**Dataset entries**
- - - - -
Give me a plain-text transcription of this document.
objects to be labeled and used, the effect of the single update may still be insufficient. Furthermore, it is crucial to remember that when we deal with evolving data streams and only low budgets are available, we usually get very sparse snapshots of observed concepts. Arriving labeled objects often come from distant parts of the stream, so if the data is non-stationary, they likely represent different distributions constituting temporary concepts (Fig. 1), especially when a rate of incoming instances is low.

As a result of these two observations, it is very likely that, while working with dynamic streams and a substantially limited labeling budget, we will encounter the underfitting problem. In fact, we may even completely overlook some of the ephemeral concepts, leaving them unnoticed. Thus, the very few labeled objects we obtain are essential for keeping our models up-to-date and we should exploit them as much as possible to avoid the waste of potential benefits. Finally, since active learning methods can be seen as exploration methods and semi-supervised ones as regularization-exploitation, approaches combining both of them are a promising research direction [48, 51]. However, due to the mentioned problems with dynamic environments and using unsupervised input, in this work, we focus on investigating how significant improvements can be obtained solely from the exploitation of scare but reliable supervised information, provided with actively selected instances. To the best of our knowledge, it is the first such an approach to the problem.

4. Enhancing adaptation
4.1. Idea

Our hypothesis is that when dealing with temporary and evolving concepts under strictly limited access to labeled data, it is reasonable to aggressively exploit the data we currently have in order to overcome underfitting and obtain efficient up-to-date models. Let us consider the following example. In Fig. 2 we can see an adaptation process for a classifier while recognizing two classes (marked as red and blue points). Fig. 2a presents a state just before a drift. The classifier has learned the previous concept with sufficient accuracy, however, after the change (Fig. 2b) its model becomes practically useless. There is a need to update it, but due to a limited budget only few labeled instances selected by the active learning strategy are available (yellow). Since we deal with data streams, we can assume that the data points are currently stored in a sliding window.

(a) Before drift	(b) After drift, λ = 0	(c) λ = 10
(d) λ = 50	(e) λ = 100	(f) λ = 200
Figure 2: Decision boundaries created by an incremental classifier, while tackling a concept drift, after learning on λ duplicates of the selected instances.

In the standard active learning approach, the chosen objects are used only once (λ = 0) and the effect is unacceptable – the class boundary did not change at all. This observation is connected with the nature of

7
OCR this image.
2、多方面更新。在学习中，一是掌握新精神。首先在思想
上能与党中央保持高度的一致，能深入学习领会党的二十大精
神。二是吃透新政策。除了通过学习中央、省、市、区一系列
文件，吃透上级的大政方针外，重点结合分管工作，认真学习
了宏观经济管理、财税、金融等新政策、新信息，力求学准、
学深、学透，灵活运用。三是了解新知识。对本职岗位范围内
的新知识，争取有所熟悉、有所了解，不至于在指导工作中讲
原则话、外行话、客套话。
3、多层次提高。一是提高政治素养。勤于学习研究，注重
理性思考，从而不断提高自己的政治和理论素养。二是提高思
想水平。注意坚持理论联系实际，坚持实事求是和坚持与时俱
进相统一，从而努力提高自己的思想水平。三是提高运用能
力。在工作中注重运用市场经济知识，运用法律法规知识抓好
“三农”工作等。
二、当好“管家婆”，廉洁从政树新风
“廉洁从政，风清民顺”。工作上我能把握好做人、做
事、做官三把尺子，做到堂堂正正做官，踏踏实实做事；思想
- - - - -
**What is needed**
Starting at the line that contains "OCR this image.", print every line through the end of the listing, word for word. Leave out all the rest.

**Right answer**
OCR this image.
2、多方面更新。在学习中，一是掌握新精神。首先在思想
上能与党中央保持高度的一致，能深入学习领会党的二十大精
神。二是吃透新政策。除了通过学习中央、省、市、区一系列
文件，吃透上级的大政方针外，重点结合分管工作，认真学习
了宏观经济管理、财税、金融等新政策、新信息，力求学准、
学深、学透，灵活运用。三是了解新知识。对本职岗位范围内
的新知识，争取有所熟悉、有所了解，不至于在指导工作中讲
原则话、外行话、客套话。
3、多层次提高。一是提高政治素养。勤于学习研究，注重
理性思考，从而不断提高自己的政治和理论素养。二是提高思
想水平。注意坚持理论联系实际，坚持实事求是和坚持与时俱
进相统一，从而努力提高自己的思想水平。三是提高运用能
力。在工作中注重运用市场经济知识，运用法律法规知识抓好
“三农”工作等。
二、当好“管家婆”，廉洁从政树新风
“廉洁从政，风清民顺”。工作上我能把握好做人、做
事、做官三把尺子，做到堂堂正正做官，踏踏实实做事；思想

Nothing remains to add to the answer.